+++ PASSAGE PROVIDED +++

Legge:Penetration indicates modest success. See the great man and move in the direction that implies.

Wilhelm/Baynes:The Gentle. Success through what is small. It furthers one to have somewhere to go. It furthers one to see the great man.

Blofeld:Willing Submission -- success in small matters. It is advantageous to have in view a goal (or destination) and to visit a great man. [This is a reasonably auspicious hexagram; it augurs a certain amount of success for those who submit to circumstances -- unless a moving line indicating the contrary is received. This is not a time for resistance but for submission.]

Liu:Penetration. Small success. It is beneficial to go somewhere. It is beneficial to see a great man.

Ritsema/Karcher: Ground, the small: Growing. Harvesting: possessing directed going. Harvesting: visualizing Great People. [This hexagram describes your situation in terms of providing an underlying support. It emphasizes that subtly penetrating and nourishing things from below, the action of Ground, is the adequate way to handle it. To be in accord with the time, you are told to enter the situation from below!]

Shaughnessy: Calculations: Little receipt; beneficial to have someplace to go; beneficial to see the great man.

Cleary (1):Wind is small but developmental. It is beneficial to have somewhere to go. It is beneficial to see a great man.

Cleary (2):The small comes through successfully. It is beneficial to have a place to go. It is beneficial to see great people.

Wu: Complaisance indicates that the small are pervasive. It is advantageous to have undertakings. It is also advantageous to see the great man.

 

The Image

Legge: Two wind trigrams following each other form Penetration. The superior man proclaims his commands and undertakes his work.

Wilhelm/Baynes: Winds following one upon the other: the image of the gently penetrating. Thus the superior man spreads his commands abroad and carries out his undertakings.

Blofeld: This hexagram symbolizes a favorable wind. The Superior Man performs his allotted tasks in consonance with heaven's (or the sovereign's) will. [The component trigrams combine the concepts of wind and blandness -- hence a favorable wind.]

Liu: Wind following wind symbolizes Penetration. The superior man proclaims his directives and executes his affairs.

Ritsema/Karcher: Following winds. Ground. A chun tzu uses distributing fate to move affairs.

Cleary (1): Wind following wind.Thus do superior people articulate directions and carry out tasks.

Wu: One breeze follows the other; this is Complaisance. Thus the jun zi gives further injunctions in order to administer public affairs.

+++

DIRECTION |
Answer these questions using the hexagram translations above.
1. According to Blofeld's bracketed comment, what is this not a time for?
2. What name does Wu give the hexagram?
3. In the Image section, what does Legge say forms Penetration?

+++ EXCERPTED RECORDS +++

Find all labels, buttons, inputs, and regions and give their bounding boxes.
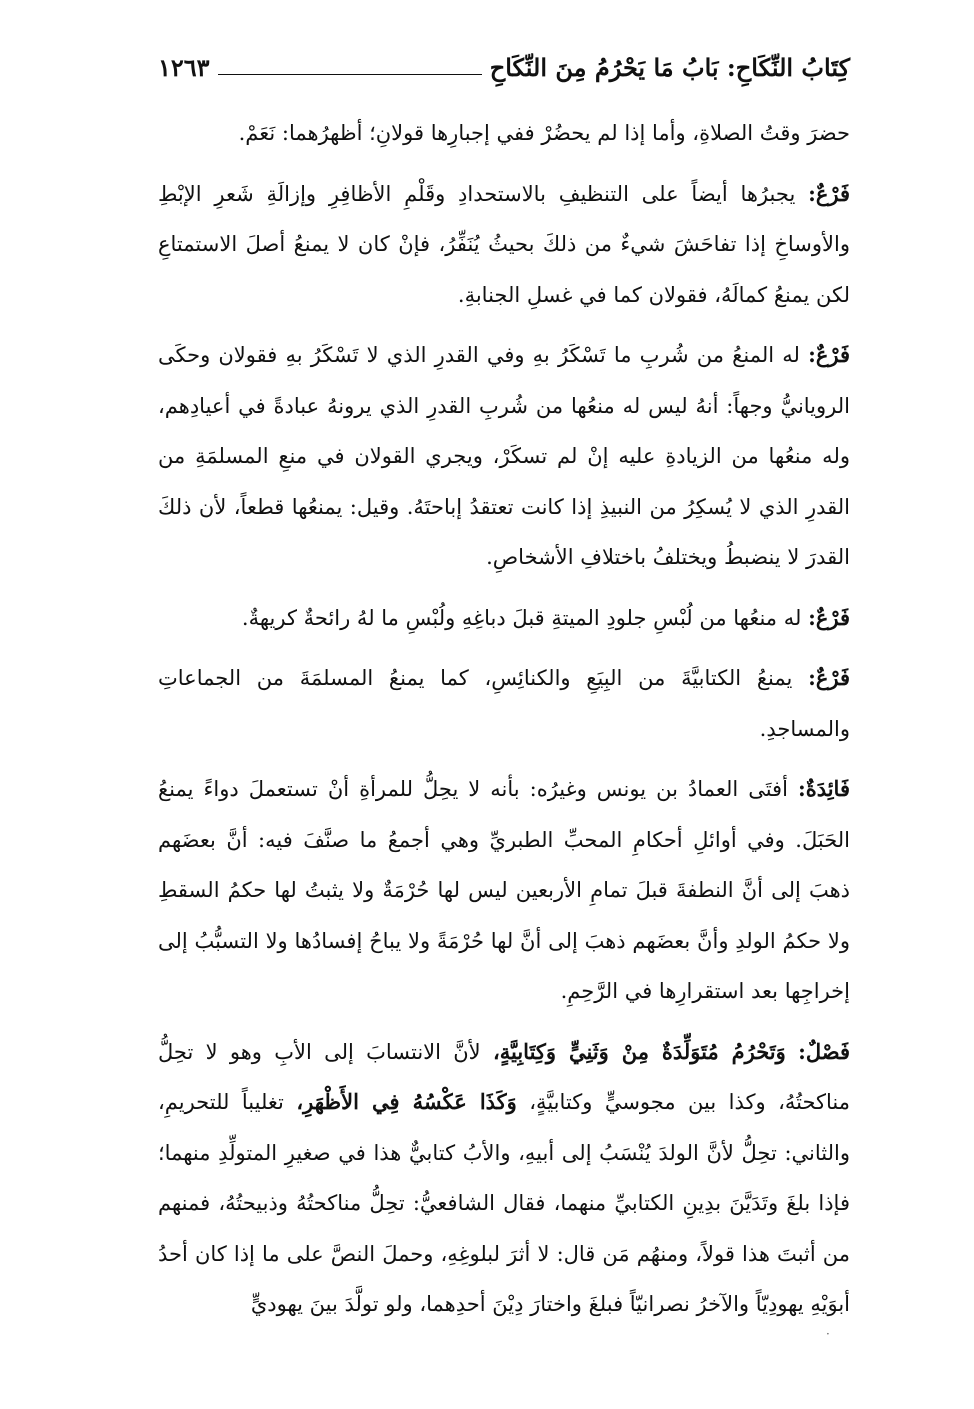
paragraph-5: [158, 653, 850, 754]
section-lead: فَرْعٌ:: [808, 665, 850, 690]
page-number: ١٢٦٣: [158, 53, 210, 82]
section-lead: فَرْعٌ:: [808, 342, 850, 367]
paragraph-6: [158, 764, 850, 1017]
paragraph-3: [158, 330, 850, 583]
paragraph-7: [158, 1027, 850, 1330]
running-header: [158, 40, 850, 80]
paragraph-text: له منعُها من لُبْسِ جلودِ الميتةِ قبلَ دباغِهِ ولُبْسِ ما لهُ رائحةٌ كريهةٌ.: [241, 605, 802, 630]
paragraph-text: لأنَّ الانتسابَ إلى الأبِ وهو لا تحِلُّ مناكحتُهُ، وكذا بين مجوسيٍّ وكتابيَّةٍ،: [158, 1039, 850, 1114]
paragraph-text: أفتَى العمادُ بن يونس وغيرُه: بأنه لا يحِلُّ للمرأةِ أنْ تستعملَ دواءً يمنعُ الحَبَلَ. وفي أوائلِ أحكامِ المحبِّ الطبريِّ وهي أجمعُ ما صنَّفَ فيه: أنَّ بعضَهم ذهبَ إلى أنَّ النطفةَ قبلَ تمامِ الأربعين ليس لها حُرْمَةٌ ولا يثبتُ لها حكمُ السقطِ ولا حكمُ الولدِ وأنَّ بعضَهم ذهبَ إلى أنَّ لها حُرْمَةً ولا يباحُ إفسادُها ولا التسبُّبُ إلى إخراجِها بعد استقرارِها في الرَّحِمِ.: [158, 777, 850, 1003]
paragraph-text: له المنعُ من شُربِ ما تَسْكَرُ بهِ وفي القدرِ الذي لا تَسْكَرُ بهِ فقولان وحكَى الرويانيُّ وجهاً: أنهُ ليس له منعُها من شُربِ القدرِ الذي يرونهُ عبادةً في أعيادِهم، وله منعُها من الزيادةِ عليه إنْ لم تسكَرْ، ويجري القولان في منعِ المسلمَةِ من القدرِ الذي لا يُسكِرُ من النبيذِ إذا كانت تعتقدُ إباحتَهُ. وقيل: يمنعُها قطعاً، لأن ذلكَ القدرَ لا ينضبطُ ويختلفُ باختلافِ الأشخاصِ.: [158, 343, 850, 569]
page-body: [158, 108, 850, 1340]
matn-text-2: وَكَذَا عَكْسُهُ فِي الأَظْهَرِ،: [296, 1089, 517, 1114]
paragraph-1: [158, 108, 850, 159]
paragraph-2: [158, 169, 850, 321]
running-title: كِتَابُ النِّكَاحِ: بَابُ مَا يَحْرُمُ مِنَ النِّكَاحِ: [489, 53, 850, 82]
header-rule: [218, 74, 482, 75]
section-lead: فَرْعٌ:: [808, 604, 850, 630]
section-lead: فَرْعٌ:: [808, 180, 850, 206]
matn-text: وَتَحْرُمُ مُتَوَلِّدَةٌ مِنْ وَثَنِيٍّ وَكِتَابِيَّةٍ،: [492, 1038, 786, 1064]
scan-mark: ·: [826, 1327, 830, 1341]
paragraph-text-2: تغليباً للتحريمِ، والثاني: تحِلُّ لأنَّ الولدَ يُنْسَبُ إلى أبيهِ، والأبُ كتابيٌّ هذا في صغيرِ المتولِّدِ منهما؛ فإذا بلغَ وتَدَيَّنَ بدِينِ الكتابيِّ منهما، فقال الشافعيُّ: تحِلُّ مناكحتُهُ وذبيحتُهُ، فمنهم من أثبتَ هذا قولاً، ومنهُم مَن قال: لا أثرَ لبلوغِهِ، وحملَ النصَّ على ما إذا كان أحدُ أبوَيْهِ يهودِيّاً والآخرُ نصرانيّاً فبلغَ واختارَ دِيْنَ أحدِهما، ولو تولَّدَ بينَ يهوديٍّ: [158, 1090, 850, 1316]
section-lead: فَائِدَةٌ:: [797, 776, 850, 801]
section-lead: فَصْلٌ:: [798, 1038, 850, 1064]
paragraph-text: يجبرُها أيضاً على التنظيفِ بالاستحدادِ وقَلْمِ الأظافِرِ وإزالَةِ شَعرِ الإبْطِ والأوساخِ إذا تفاحَشَ شيءٌ من ذلكَ بحيثُ يُنَفِّرُ، فإنْ كان لا يمنعُ أصلَ الاستمتاعِ لكن يمنعُ كمالَهُ، فقولان كما في غسلِ الجنابةِ.: [158, 181, 850, 307]
paragraph-text: يمنعُ الكتابيَّةَ من البِيَعِ والكنائِسِ، كما يمنعُ المسلمَةَ من الجماعاتِ والمساجدِ.: [158, 666, 850, 741]
paragraph-4: [158, 593, 850, 644]
paragraph-text: حضرَ وقتُ الصلاةِ، وأما إذا لم يحضُرْ ففي إجبارِها قولانِ؛ أظهرُهما: نَعَمْ.: [238, 121, 850, 145]
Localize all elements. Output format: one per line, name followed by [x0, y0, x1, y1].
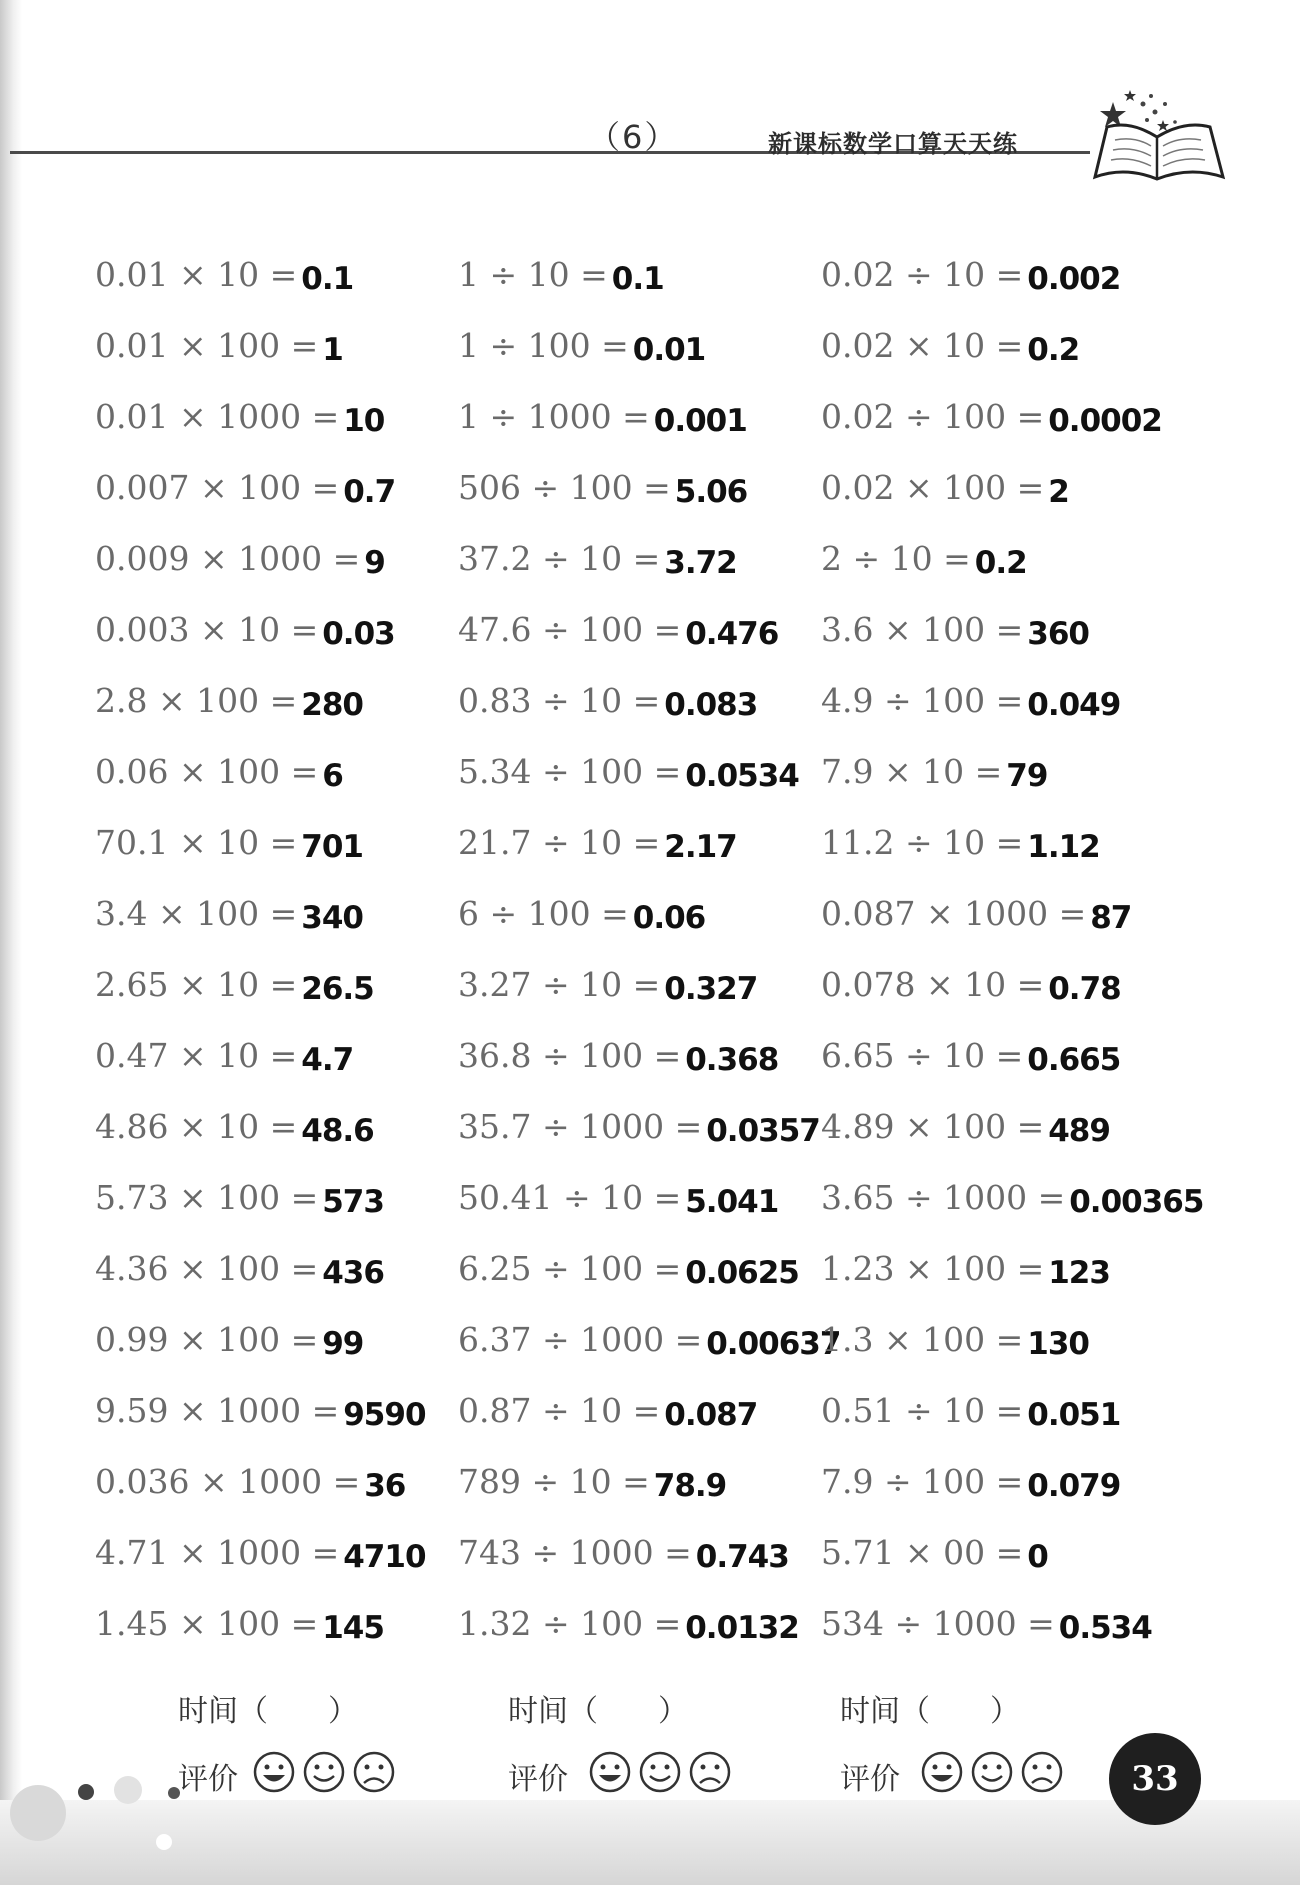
problem-item	[458, 894, 821, 965]
problem-expression: 2 ÷ 10 =	[821, 539, 971, 578]
handwritten-answer: 0.476	[685, 616, 779, 652]
problem-item	[821, 1107, 1215, 1178]
handwritten-answer: 0.083	[664, 687, 758, 723]
smile-face-icon	[970, 1750, 1014, 1794]
handwritten-answer: 0.534	[1058, 1610, 1152, 1646]
problem-item	[95, 1391, 458, 1462]
problem-expression: 47.6 ÷ 100 =	[458, 610, 682, 649]
problem-expression: 21.7 ÷ 10 =	[458, 823, 661, 862]
handwritten-answer: 48.6	[301, 1113, 374, 1149]
problem-expression: 3.65 ÷ 1000 =	[821, 1178, 1066, 1217]
problem-item	[458, 468, 821, 539]
problem-expression: 70.1 × 10 =	[95, 823, 298, 862]
smile-face-icon	[302, 1750, 346, 1794]
problem-expression: 1 ÷ 1000 =	[458, 397, 650, 436]
handwritten-answer: 0.0534	[685, 758, 799, 794]
problem-item	[821, 965, 1215, 1036]
handwritten-answer: 0.03	[322, 616, 395, 652]
problem-item	[821, 823, 1215, 894]
problem-item	[458, 1391, 821, 1462]
problem-expression: 50.41 ÷ 10 =	[458, 1178, 682, 1217]
handwritten-answer: 0.78	[1048, 971, 1121, 1007]
problem-item	[458, 1320, 841, 1391]
handwritten-answer: 0.7	[343, 474, 396, 510]
problem-expression: 5.34 ÷ 100 =	[458, 752, 682, 791]
problem-expression: 35.7 ÷ 1000 =	[458, 1107, 703, 1146]
handwritten-answer: 0.665	[1027, 1042, 1121, 1078]
problem-expression: 0.02 ÷ 10 =	[821, 255, 1024, 294]
problem-item	[821, 397, 1215, 468]
problem-expression: 1.23 × 100 =	[821, 1249, 1045, 1288]
page-number-badge	[1109, 1733, 1201, 1825]
problem-expression: 0.47 × 10 =	[95, 1036, 298, 1075]
rating-label: 评价	[178, 1762, 238, 1797]
problem-item	[458, 1462, 821, 1533]
problem-expression: 0.01 × 1000 =	[95, 397, 340, 436]
problem-expression: 0.02 × 100 =	[821, 468, 1045, 507]
problem-item	[821, 1249, 1215, 1320]
problem-expression: 0.83 ÷ 10 =	[458, 681, 661, 720]
problem-item	[95, 1462, 458, 1533]
handwritten-answer: 1.12	[1027, 829, 1100, 865]
problem-expression: 0.87 ÷ 10 =	[458, 1391, 661, 1430]
problem-item	[821, 1391, 1215, 1462]
problem-expression: 0.003 × 10 =	[95, 610, 319, 649]
problem-expression: 1.45 × 100 =	[95, 1604, 319, 1643]
sad-face-icon	[352, 1750, 396, 1794]
problem-expression: 0.99 × 100 =	[95, 1320, 319, 1359]
problem-item	[458, 1604, 821, 1675]
handwritten-answer: 6	[322, 758, 343, 794]
problem-expression: 6.65 ÷ 10 =	[821, 1036, 1024, 1075]
problem-item	[95, 752, 458, 823]
problem-item	[458, 1533, 821, 1604]
handwritten-answer: 0.0625	[685, 1255, 799, 1291]
problem-expression: 4.86 × 10 =	[95, 1107, 298, 1146]
problem-expression: 2.8 × 100 =	[95, 681, 298, 720]
handwritten-answer: 0.01	[632, 332, 706, 368]
handwritten-answer: 489	[1048, 1113, 1110, 1149]
problem-expression: 5.71 × 00 =	[821, 1533, 1024, 1572]
handwritten-answer: 436	[322, 1255, 384, 1291]
footer-column-1	[178, 1680, 508, 1800]
problem-item	[95, 823, 458, 894]
problem-item	[95, 1320, 458, 1391]
happy-face-icon	[920, 1750, 964, 1794]
problem-item	[95, 1107, 458, 1178]
handwritten-answer: 0.2	[974, 545, 1027, 581]
problem-item	[821, 610, 1215, 681]
problem-expression: 0.007 × 100 =	[95, 468, 340, 507]
problem-expression: 11.2 ÷ 10 =	[821, 823, 1024, 862]
decorative-bubble	[114, 1776, 142, 1804]
handwritten-answer: 280	[301, 687, 363, 723]
page-number: 33	[1131, 1759, 1179, 1799]
handwritten-answer: 87	[1090, 900, 1132, 936]
problem-item	[95, 1604, 458, 1675]
problem-expression: 0.036 × 1000 =	[95, 1462, 361, 1501]
handwritten-answer: 5.041	[685, 1184, 779, 1220]
problem-expression: 4.89 × 100 =	[821, 1107, 1045, 1146]
handwritten-answer: 0.00365	[1069, 1184, 1204, 1220]
problem-item	[458, 326, 821, 397]
problem-expression: 1 ÷ 100 =	[458, 326, 629, 365]
handwritten-answer: 0.0002	[1048, 403, 1162, 439]
open-book-icon	[1085, 82, 1230, 187]
problem-item	[95, 1249, 458, 1320]
problem-expression: 5.73 × 100 =	[95, 1178, 319, 1217]
problem-item	[821, 326, 1215, 397]
handwritten-answer: 0.368	[685, 1042, 779, 1078]
problem-item	[821, 1604, 1215, 1675]
problem-item	[458, 539, 821, 610]
problem-expression: 3.4 × 100 =	[95, 894, 298, 933]
handwritten-answer: 0.002	[1027, 261, 1121, 297]
problem-item	[458, 255, 821, 326]
handwritten-answer: 130	[1027, 1326, 1089, 1362]
problem-item	[821, 1533, 1215, 1604]
problem-expression: 0.087 × 1000 =	[821, 894, 1087, 933]
handwritten-answer: 36	[364, 1468, 406, 1504]
handwritten-answer: 0.743	[695, 1539, 789, 1575]
problem-item	[458, 1107, 821, 1178]
time-label: 时间（ ）	[178, 1694, 358, 1729]
problem-expression: 4.9 ÷ 100 =	[821, 681, 1024, 720]
problem-expression: 1.32 ÷ 100 =	[458, 1604, 682, 1643]
problem-expression: 3.6 × 100 =	[821, 610, 1024, 649]
handwritten-answer: 5.06	[674, 474, 748, 510]
problem-expression: 0.02 ÷ 100 =	[821, 397, 1045, 436]
problem-grid	[95, 255, 1215, 1675]
page-header	[0, 0, 1300, 200]
problem-item	[95, 965, 458, 1036]
problem-item	[458, 397, 821, 468]
problem-expression: 0.51 ÷ 10 =	[821, 1391, 1024, 1430]
problem-item	[821, 894, 1215, 965]
footer-column-2	[508, 1680, 838, 1800]
problem-item	[821, 1178, 1215, 1249]
handwritten-answer: 573	[322, 1184, 384, 1220]
problem-item	[458, 681, 821, 752]
handwritten-answer: 99	[322, 1326, 364, 1362]
handwritten-answer: 3.72	[664, 545, 737, 581]
decorative-bubble	[156, 1834, 172, 1850]
handwritten-answer: 0.0357	[706, 1113, 820, 1149]
problem-item	[821, 1320, 1215, 1391]
problem-expression: 4.71 × 1000 =	[95, 1533, 340, 1572]
handwritten-answer: 0.1	[301, 261, 354, 297]
handwritten-answer: 79	[1006, 758, 1048, 794]
handwritten-answer: 701	[301, 829, 363, 865]
handwritten-answer: 0	[1027, 1539, 1048, 1575]
handwritten-answer: 2	[1048, 474, 1069, 510]
problem-expression: 534 ÷ 1000 =	[821, 1604, 1055, 1643]
problem-item	[95, 468, 458, 539]
handwritten-answer: 0.001	[653, 403, 747, 439]
book-title: 新课标数学口算天天练	[768, 130, 1018, 158]
handwritten-answer: 360	[1027, 616, 1089, 652]
handwritten-answer: 0.2	[1027, 332, 1080, 368]
problem-expression: 6.37 ÷ 1000 =	[458, 1320, 703, 1359]
problem-expression: 0.009 × 1000 =	[95, 539, 361, 578]
handwritten-answer: 0.327	[664, 971, 758, 1007]
footer-band	[0, 1800, 1300, 1885]
problem-item	[821, 1462, 1215, 1533]
problem-item	[458, 1249, 821, 1320]
problem-expression: 2.65 × 10 =	[95, 965, 298, 1004]
handwritten-answer: 0.079	[1027, 1468, 1121, 1504]
problem-item	[95, 1178, 458, 1249]
problem-item	[821, 1036, 1215, 1107]
handwritten-answer: 10	[343, 403, 385, 439]
handwritten-answer: 0.051	[1027, 1397, 1121, 1433]
handwritten-answer: 0.0132	[685, 1610, 799, 1646]
problem-expression: 743 ÷ 1000 =	[458, 1533, 692, 1572]
rating-label: 评价	[508, 1762, 568, 1797]
handwritten-answer: 0.06	[632, 900, 706, 936]
problem-item	[821, 255, 1215, 326]
problem-expression: 789 ÷ 10 =	[458, 1462, 650, 1501]
problem-item	[95, 539, 458, 610]
problem-expression: 37.2 ÷ 10 =	[458, 539, 661, 578]
problem-item	[458, 752, 821, 823]
problem-item	[458, 823, 821, 894]
problem-item	[458, 1036, 821, 1107]
handwritten-answer: 9	[364, 545, 385, 581]
problem-expression: 9.59 × 1000 =	[95, 1391, 340, 1430]
problem-item	[458, 1178, 821, 1249]
handwritten-answer: 0.00637	[706, 1326, 841, 1362]
problem-expression: 7.9 × 10 =	[821, 752, 1003, 791]
problem-item	[95, 255, 458, 326]
smile-face-icon	[638, 1750, 682, 1794]
problem-item	[95, 681, 458, 752]
problem-item	[95, 326, 458, 397]
handwritten-answer: 123	[1048, 1255, 1110, 1291]
handwritten-answer: 0.049	[1027, 687, 1121, 723]
time-label: 时间（ ）	[840, 1694, 1020, 1729]
problem-expression: 36.8 ÷ 100 =	[458, 1036, 682, 1075]
decorative-bubble	[10, 1785, 66, 1841]
handwritten-answer: 145	[322, 1610, 384, 1646]
problem-item	[458, 610, 821, 681]
problem-expression: 6 ÷ 100 =	[458, 894, 629, 933]
problem-expression: 0.078 × 10 =	[821, 965, 1045, 1004]
problem-expression: 0.06 × 100 =	[95, 752, 319, 791]
problem-expression: 1 ÷ 10 =	[458, 255, 608, 294]
handwritten-answer: 1	[322, 332, 343, 368]
handwritten-answer: 2.17	[664, 829, 737, 865]
handwritten-answer: 0.1	[611, 261, 664, 297]
problem-item	[95, 894, 458, 965]
time-label: 时间（ ）	[508, 1694, 688, 1729]
problem-item	[95, 610, 458, 681]
problem-expression: 506 ÷ 100 =	[458, 468, 671, 507]
sad-face-icon	[1020, 1750, 1064, 1794]
handwritten-answer: 26.5	[301, 971, 374, 1007]
decorative-bubble	[78, 1784, 94, 1800]
problem-expression: 6.25 ÷ 100 =	[458, 1249, 682, 1288]
problem-item	[95, 1533, 458, 1604]
problem-item	[821, 681, 1215, 752]
handwritten-answer: 78.9	[653, 1468, 727, 1504]
rating-label: 评价	[840, 1762, 900, 1797]
sad-face-icon	[688, 1750, 732, 1794]
problem-item	[95, 1036, 458, 1107]
problem-expression: 1.3 × 100 =	[821, 1320, 1024, 1359]
problem-item	[95, 397, 458, 468]
problem-item	[458, 965, 821, 1036]
problem-item	[821, 468, 1215, 539]
problem-expression: 0.01 × 100 =	[95, 326, 319, 365]
handwritten-answer: 0.087	[664, 1397, 758, 1433]
problem-expression: 0.01 × 10 =	[95, 255, 298, 294]
problem-expression: 3.27 ÷ 10 =	[458, 965, 661, 1004]
handwritten-answer: 4710	[343, 1539, 426, 1575]
happy-face-icon	[588, 1750, 632, 1794]
page-edge-shadow	[0, 0, 22, 1885]
problem-item	[821, 539, 1215, 610]
handwritten-answer: 4.7	[301, 1042, 354, 1078]
problem-item	[821, 752, 1215, 823]
problem-expression: 0.02 × 10 =	[821, 326, 1024, 365]
handwritten-answer: 9590	[343, 1397, 426, 1433]
lesson-number: （6）	[588, 118, 679, 156]
happy-face-icon	[252, 1750, 296, 1794]
problem-expression: 4.36 × 100 =	[95, 1249, 319, 1288]
handwritten-answer: 340	[301, 900, 363, 936]
problem-expression: 7.9 ÷ 100 =	[821, 1462, 1024, 1501]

+++

FULL ANSWER |
1. Resistance.
2. Complaisance.
3. Two wind trigrams following each other.